> **Task**: All of the material below is to be retyped exactly.

> **Given data**:
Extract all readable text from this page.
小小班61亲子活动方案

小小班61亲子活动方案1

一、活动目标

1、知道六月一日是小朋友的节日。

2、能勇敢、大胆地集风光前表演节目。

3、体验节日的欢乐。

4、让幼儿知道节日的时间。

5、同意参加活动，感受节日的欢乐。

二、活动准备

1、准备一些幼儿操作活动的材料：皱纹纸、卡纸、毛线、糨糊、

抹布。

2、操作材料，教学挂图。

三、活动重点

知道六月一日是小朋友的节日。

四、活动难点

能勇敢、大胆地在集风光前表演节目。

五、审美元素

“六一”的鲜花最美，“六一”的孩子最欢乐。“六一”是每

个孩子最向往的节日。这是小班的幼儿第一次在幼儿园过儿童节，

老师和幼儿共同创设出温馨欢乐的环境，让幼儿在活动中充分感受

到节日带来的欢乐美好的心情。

> **Written solution**:
Extract all readable text from this page.
小小班61亲子活动方案

小小班61亲子活动方案1

一、活动目标

1、知道六月一日是小朋友的节日。

2、能勇敢、大胆地集风光前表演节目。

3、体验节日的欢乐。

4、让幼儿知道节日的时间。

5、同意参加活动，感受节日的欢乐。

二、活动准备

1、准备一些幼儿操作活动的材料：皱纹纸、卡纸、毛线、糨糊、

抹布。

2、操作材料，教学挂图。

三、活动重点

知道六月一日是小朋友的节日。

四、活动难点

能勇敢、大胆地在集风光前表演节目。

五、审美元素

“六一”的鲜花最美，“六一”的孩子最欢乐。“六一”是每

个孩子最向往的节日。这是小班的幼儿第一次在幼儿园过儿童节，

老师和幼儿共同创设出温馨欢乐的环境，让幼儿在活动中充分感受

到节日带来的欢乐美好的心情。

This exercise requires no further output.